WHAT YOU HAVE TO DO: Copy every one of the following rows without making any changes.

- - - - - - -

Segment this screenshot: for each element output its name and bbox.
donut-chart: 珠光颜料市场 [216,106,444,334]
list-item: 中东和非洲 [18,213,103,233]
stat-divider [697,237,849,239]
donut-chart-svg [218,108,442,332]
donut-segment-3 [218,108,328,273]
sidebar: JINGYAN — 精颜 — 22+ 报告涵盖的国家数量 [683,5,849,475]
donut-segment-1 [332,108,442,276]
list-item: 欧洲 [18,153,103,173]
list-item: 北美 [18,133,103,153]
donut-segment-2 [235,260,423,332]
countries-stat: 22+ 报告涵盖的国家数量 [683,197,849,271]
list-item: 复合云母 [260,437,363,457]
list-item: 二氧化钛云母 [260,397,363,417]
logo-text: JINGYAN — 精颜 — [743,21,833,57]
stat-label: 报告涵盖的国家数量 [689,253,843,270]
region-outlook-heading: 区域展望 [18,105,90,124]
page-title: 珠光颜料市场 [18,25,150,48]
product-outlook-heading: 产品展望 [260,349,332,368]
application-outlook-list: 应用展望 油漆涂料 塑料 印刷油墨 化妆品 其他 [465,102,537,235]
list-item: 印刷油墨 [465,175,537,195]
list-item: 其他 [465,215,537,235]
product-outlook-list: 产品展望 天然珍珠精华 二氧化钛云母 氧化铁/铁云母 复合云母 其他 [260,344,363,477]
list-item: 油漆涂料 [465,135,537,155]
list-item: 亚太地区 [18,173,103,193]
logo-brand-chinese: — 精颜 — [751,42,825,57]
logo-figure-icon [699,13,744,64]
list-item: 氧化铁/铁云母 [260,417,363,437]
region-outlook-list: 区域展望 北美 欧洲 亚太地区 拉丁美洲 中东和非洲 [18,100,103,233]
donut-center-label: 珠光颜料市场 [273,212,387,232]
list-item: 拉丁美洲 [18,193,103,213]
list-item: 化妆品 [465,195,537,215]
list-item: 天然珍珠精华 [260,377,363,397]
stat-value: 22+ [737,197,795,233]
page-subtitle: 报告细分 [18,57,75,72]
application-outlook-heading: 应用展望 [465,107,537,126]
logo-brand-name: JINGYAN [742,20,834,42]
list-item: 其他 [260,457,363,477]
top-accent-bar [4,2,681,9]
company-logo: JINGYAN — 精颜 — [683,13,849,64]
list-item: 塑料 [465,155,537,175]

- - - - - - -

THE REPLY:
Segment this screenshot: for each element output its name and bbox.
donut-chart: 珠光颜料市场 [216,106,444,334]
list-item: 中东和非洲 [18,213,103,233]
stat-divider [697,237,849,239]
donut-chart-svg [218,108,442,332]
donut-segment-3 [218,108,328,273]
sidebar: JINGYAN — 精颜 — 22+ 报告涵盖的国家数量 [683,5,849,475]
donut-segment-1 [332,108,442,276]
list-item: 欧洲 [18,153,103,173]
list-item: 北美 [18,133,103,153]
donut-segment-2 [235,260,423,332]
countries-stat: 22+ 报告涵盖的国家数量 [683,197,849,271]
list-item: 复合云母 [260,437,363,457]
list-item: 二氧化钛云母 [260,397,363,417]
logo-text: JINGYAN — 精颜 — [743,21,833,57]
stat-label: 报告涵盖的国家数量 [689,253,843,270]
region-outlook-heading: 区域展望 [18,105,90,124]
page-title: 珠光颜料市场 [18,25,150,48]
product-outlook-heading: 产品展望 [260,349,332,368]
application-outlook-list: 应用展望 油漆涂料 塑料 印刷油墨 化妆品 其他 [465,102,537,235]
list-item: 印刷油墨 [465,175,537,195]
list-item: 其他 [465,215,537,235]
product-outlook-list: 产品展望 天然珍珠精华 二氧化钛云母 氧化铁/铁云母 复合云母 其他 [260,344,363,477]
list-item: 油漆涂料 [465,135,537,155]
list-item: 亚太地区 [18,173,103,193]
logo-brand-chinese: — 精颜 — [751,42,825,57]
logo-figure-icon [699,13,744,64]
list-item: 氧化铁/铁云母 [260,417,363,437]
region-outlook-list: 区域展望 北美 欧洲 亚太地区 拉丁美洲 中东和非洲 [18,100,103,233]
donut-center-label: 珠光颜料市场 [273,212,387,232]
list-item: 拉丁美洲 [18,193,103,213]
list-item: 化妆品 [465,195,537,215]
list-item: 天然珍珠精华 [260,377,363,397]
stat-value: 22+ [737,197,795,233]
page-subtitle: 报告细分 [18,57,75,72]
application-outlook-heading: 应用展望 [465,107,537,126]
logo-brand-name: JINGYAN [742,20,834,42]
list-item: 其他 [260,457,363,477]
top-accent-bar [4,2,681,9]
company-logo: JINGYAN — 精颜 — [683,13,849,64]
list-item: 塑料 [465,155,537,175]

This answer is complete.